═══ Records supplied ═══

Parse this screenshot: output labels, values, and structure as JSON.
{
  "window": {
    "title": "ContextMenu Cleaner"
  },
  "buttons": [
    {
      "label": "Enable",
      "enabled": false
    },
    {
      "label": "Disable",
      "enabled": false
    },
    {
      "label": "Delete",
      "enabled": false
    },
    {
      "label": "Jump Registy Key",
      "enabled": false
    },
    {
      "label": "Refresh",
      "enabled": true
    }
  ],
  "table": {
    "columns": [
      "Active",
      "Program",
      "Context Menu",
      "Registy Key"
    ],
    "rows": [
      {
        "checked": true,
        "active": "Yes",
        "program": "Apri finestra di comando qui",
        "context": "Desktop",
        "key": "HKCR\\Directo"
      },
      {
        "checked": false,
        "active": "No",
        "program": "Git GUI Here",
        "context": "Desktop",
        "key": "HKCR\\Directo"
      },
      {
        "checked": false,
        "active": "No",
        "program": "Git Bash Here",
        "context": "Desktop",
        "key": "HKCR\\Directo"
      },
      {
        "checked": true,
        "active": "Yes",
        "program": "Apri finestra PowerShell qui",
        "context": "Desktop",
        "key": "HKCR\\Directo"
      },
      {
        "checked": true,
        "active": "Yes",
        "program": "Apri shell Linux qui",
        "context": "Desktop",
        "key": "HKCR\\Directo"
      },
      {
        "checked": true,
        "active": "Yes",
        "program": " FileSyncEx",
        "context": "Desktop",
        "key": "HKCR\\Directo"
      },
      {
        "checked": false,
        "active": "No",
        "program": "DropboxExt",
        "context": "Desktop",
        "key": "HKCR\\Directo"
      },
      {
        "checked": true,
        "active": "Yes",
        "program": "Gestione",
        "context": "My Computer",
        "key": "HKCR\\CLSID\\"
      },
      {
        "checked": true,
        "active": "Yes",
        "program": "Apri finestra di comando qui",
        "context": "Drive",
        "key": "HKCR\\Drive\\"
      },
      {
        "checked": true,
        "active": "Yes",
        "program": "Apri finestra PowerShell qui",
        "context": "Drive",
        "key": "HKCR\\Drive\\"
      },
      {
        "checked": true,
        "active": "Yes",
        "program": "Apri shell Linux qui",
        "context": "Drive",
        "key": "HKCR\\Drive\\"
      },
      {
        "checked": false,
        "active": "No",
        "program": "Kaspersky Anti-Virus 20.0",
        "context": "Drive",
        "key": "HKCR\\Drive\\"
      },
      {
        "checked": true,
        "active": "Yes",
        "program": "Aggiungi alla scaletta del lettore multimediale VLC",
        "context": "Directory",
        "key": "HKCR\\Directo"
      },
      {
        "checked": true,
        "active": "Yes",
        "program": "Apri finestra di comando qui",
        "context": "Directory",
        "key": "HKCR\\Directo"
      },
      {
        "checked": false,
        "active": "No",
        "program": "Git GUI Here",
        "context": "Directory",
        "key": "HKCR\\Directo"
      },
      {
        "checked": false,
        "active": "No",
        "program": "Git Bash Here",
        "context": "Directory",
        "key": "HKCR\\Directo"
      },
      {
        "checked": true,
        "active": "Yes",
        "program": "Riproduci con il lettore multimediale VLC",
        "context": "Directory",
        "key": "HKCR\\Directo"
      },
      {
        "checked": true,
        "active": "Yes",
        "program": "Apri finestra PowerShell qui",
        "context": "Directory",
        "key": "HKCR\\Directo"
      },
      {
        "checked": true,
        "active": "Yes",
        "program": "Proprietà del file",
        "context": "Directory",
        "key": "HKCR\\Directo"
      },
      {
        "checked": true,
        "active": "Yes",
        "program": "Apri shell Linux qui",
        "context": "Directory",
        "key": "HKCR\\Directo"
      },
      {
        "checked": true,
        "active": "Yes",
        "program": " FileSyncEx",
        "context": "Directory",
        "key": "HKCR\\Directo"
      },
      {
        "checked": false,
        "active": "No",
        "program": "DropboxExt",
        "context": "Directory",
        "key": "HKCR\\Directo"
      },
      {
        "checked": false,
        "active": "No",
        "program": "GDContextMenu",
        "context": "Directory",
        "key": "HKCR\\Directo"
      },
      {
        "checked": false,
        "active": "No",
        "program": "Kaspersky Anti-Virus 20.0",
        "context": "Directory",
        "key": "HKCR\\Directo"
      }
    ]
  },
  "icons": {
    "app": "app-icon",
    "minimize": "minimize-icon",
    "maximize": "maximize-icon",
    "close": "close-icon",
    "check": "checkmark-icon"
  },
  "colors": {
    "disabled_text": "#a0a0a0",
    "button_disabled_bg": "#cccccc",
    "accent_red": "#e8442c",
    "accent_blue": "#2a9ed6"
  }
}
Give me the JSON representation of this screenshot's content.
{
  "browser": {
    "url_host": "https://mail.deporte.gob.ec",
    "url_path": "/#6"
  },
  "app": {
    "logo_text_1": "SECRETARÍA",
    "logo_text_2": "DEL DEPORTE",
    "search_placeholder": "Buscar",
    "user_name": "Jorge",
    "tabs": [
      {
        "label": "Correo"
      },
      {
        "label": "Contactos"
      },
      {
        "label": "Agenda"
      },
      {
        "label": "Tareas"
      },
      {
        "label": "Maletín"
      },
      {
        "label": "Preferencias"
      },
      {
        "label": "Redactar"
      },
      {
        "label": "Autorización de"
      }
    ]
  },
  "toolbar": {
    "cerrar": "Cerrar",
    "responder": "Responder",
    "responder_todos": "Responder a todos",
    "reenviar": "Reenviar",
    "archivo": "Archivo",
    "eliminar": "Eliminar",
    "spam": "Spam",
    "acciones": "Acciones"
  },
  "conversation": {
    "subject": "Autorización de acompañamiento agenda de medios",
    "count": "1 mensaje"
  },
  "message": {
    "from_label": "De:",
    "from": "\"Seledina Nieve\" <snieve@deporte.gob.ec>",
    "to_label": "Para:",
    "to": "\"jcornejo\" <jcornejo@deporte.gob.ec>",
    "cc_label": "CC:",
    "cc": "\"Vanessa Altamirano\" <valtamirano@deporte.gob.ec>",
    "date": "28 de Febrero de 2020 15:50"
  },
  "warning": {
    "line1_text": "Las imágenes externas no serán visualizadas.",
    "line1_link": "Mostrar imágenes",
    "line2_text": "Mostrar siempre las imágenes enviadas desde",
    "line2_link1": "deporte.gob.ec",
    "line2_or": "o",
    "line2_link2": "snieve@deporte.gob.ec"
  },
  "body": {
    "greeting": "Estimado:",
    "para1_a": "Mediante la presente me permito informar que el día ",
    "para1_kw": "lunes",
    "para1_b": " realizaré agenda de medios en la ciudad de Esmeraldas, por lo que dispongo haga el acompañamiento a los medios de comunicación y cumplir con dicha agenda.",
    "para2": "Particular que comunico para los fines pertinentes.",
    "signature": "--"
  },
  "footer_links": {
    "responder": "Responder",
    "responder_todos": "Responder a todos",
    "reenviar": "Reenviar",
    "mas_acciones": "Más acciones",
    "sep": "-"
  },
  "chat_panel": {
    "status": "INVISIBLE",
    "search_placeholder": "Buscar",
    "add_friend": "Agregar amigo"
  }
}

═══

**Problem description:** Write all the records out again. Nothing may differ from the original.

**Answer section:**
Parse this screenshot: output labels, values, and structure as JSON.
{
  "window": {
    "title": "ContextMenu Cleaner"
  },
  "buttons": [
    {
      "label": "Enable",
      "enabled": false
    },
    {
      "label": "Disable",
      "enabled": false
    },
    {
      "label": "Delete",
      "enabled": false
    },
    {
      "label": "Jump Registy Key",
      "enabled": false
    },
    {
      "label": "Refresh",
      "enabled": true
    }
  ],
  "table": {
    "columns": [
      "Active",
      "Program",
      "Context Menu",
      "Registy Key"
    ],
    "rows": [
      {
        "checked": true,
        "active": "Yes",
        "program": "Apri finestra di comando qui",
        "context": "Desktop",
        "key": "HKCR\\Directo"
      },
      {
        "checked": false,
        "active": "No",
        "program": "Git GUI Here",
        "context": "Desktop",
        "key": "HKCR\\Directo"
      },
      {
        "checked": false,
        "active": "No",
        "program": "Git Bash Here",
        "context": "Desktop",
        "key": "HKCR\\Directo"
      },
      {
        "checked": true,
        "active": "Yes",
        "program": "Apri finestra PowerShell qui",
        "context": "Desktop",
        "key": "HKCR\\Directo"
      },
      {
        "checked": true,
        "active": "Yes",
        "program": "Apri shell Linux qui",
        "context": "Desktop",
        "key": "HKCR\\Directo"
      },
      {
        "checked": true,
        "active": "Yes",
        "program": " FileSyncEx",
        "context": "Desktop",
        "key": "HKCR\\Directo"
      },
      {
        "checked": false,
        "active": "No",
        "program": "DropboxExt",
        "context": "Desktop",
        "key": "HKCR\\Directo"
      },
      {
        "checked": true,
        "active": "Yes",
        "program": "Gestione",
        "context": "My Computer",
        "key": "HKCR\\CLSID\\"
      },
      {
        "checked": true,
        "active": "Yes",
        "program": "Apri finestra di comando qui",
        "context": "Drive",
        "key": "HKCR\\Drive\\"
      },
      {
        "checked": true,
        "active": "Yes",
        "program": "Apri finestra PowerShell qui",
        "context": "Drive",
        "key": "HKCR\\Drive\\"
      },
      {
        "checked": true,
        "active": "Yes",
        "program": "Apri shell Linux qui",
        "context": "Drive",
        "key": "HKCR\\Drive\\"
      },
      {
        "checked": false,
        "active": "No",
        "program": "Kaspersky Anti-Virus 20.0",
        "context": "Drive",
        "key": "HKCR\\Drive\\"
      },
      {
        "checked": true,
        "active": "Yes",
        "program": "Aggiungi alla scaletta del lettore multimediale VLC",
        "context": "Directory",
        "key": "HKCR\\Directo"
      },
      {
        "checked": true,
        "active": "Yes",
        "program": "Apri finestra di comando qui",
        "context": "Directory",
        "key": "HKCR\\Directo"
      },
      {
        "checked": false,
        "active": "No",
        "program": "Git GUI Here",
        "context": "Directory",
        "key": "HKCR\\Directo"
      },
      {
        "checked": false,
        "active": "No",
        "program": "Git Bash Here",
        "context": "Directory",
        "key": "HKCR\\Directo"
      },
      {
        "checked": true,
        "active": "Yes",
        "program": "Riproduci con il lettore multimediale VLC",
        "context": "Directory",
        "key": "HKCR\\Directo"
      },
      {
        "checked": true,
        "active": "Yes",
        "program": "Apri finestra PowerShell qui",
        "context": "Directory",
        "key": "HKCR\\Directo"
      },
      {
        "checked": true,
        "active": "Yes",
        "program": "Proprietà del file",
        "context": "Directory",
        "key": "HKCR\\Directo"
      },
      {
        "checked": true,
        "active": "Yes",
        "program": "Apri shell Linux qui",
        "context": "Directory",
        "key": "HKCR\\Directo"
      },
      {
        "checked": true,
        "active": "Yes",
        "program": " FileSyncEx",
        "context": "Directory",
        "key": "HKCR\\Directo"
      },
      {
        "checked": false,
        "active": "No",
        "program": "DropboxExt",
        "context": "Directory",
        "key": "HKCR\\Directo"
      },
      {
        "checked": false,
        "active": "No",
        "program": "GDContextMenu",
        "context": "Directory",
        "key": "HKCR\\Directo"
      },
      {
        "checked": false,
        "active": "No",
        "program": "Kaspersky Anti-Virus 20.0",
        "context": "Directory",
        "key": "HKCR\\Directo"
      }
    ]
  },
  "icons": {
    "app": "app-icon",
    "minimize": "minimize-icon",
    "maximize": "maximize-icon",
    "close": "close-icon",
    "check": "checkmark-icon"
  },
  "colors": {
    "disabled_text": "#a0a0a0",
    "button_disabled_bg": "#cccccc",
    "accent_red": "#e8442c",
    "accent_blue": "#2a9ed6"
  }
}
Give me the JSON representation of this screenshot's content.
{
  "browser": {
    "url_host": "https://mail.deporte.gob.ec",
    "url_path": "/#6"
  },
  "app": {
    "logo_text_1": "SECRETARÍA",
    "logo_text_2": "DEL DEPORTE",
    "search_placeholder": "Buscar",
    "user_name": "Jorge",
    "tabs": [
      {
        "label": "Correo"
      },
      {
        "label": "Contactos"
      },
      {
        "label": "Agenda"
      },
      {
        "label": "Tareas"
      },
      {
        "label": "Maletín"
      },
      {
        "label": "Preferencias"
      },
      {
        "label": "Redactar"
      },
      {
        "label": "Autorización de"
      }
    ]
  },
  "toolbar": {
    "cerrar": "Cerrar",
    "responder": "Responder",
    "responder_todos": "Responder a todos",
    "reenviar": "Reenviar",
    "archivo": "Archivo",
    "eliminar": "Eliminar",
    "spam": "Spam",
    "acciones": "Acciones"
  },
  "conversation": {
    "subject": "Autorización de acompañamiento agenda de medios",
    "count": "1 mensaje"
  },
  "message": {
    "from_label": "De:",
    "from": "\"Seledina Nieve\" <snieve@deporte.gob.ec>",
    "to_label": "Para:",
    "to": "\"jcornejo\" <jcornejo@deporte.gob.ec>",
    "cc_label": "CC:",
    "cc": "\"Vanessa Altamirano\" <valtamirano@deporte.gob.ec>",
    "date": "28 de Febrero de 2020 15:50"
  },
  "warning": {
    "line1_text": "Las imágenes externas no serán visualizadas.",
    "line1_link": "Mostrar imágenes",
    "line2_text": "Mostrar siempre las imágenes enviadas desde",
    "line2_link1": "deporte.gob.ec",
    "line2_or": "o",
    "line2_link2": "snieve@deporte.gob.ec"
  },
  "body": {
    "greeting": "Estimado:",
    "para1_a": "Mediante la presente me permito informar que el día ",
    "para1_kw": "lunes",
    "para1_b": " realizaré agenda de medios en la ciudad de Esmeraldas, por lo que dispongo haga el acompañamiento a los medios de comunicación y cumplir con dicha agenda.",
    "para2": "Particular que comunico para los fines pertinentes.",
    "signature": "--"
  },
  "footer_links": {
    "responder": "Responder",
    "responder_todos": "Responder a todos",
    "reenviar": "Reenviar",
    "mas_acciones": "Más acciones",
    "sep": "-"
  },
  "chat_panel": {
    "status": "INVISIBLE",
    "search_placeholder": "Buscar",
    "add_friend": "Agregar amigo"
  }
}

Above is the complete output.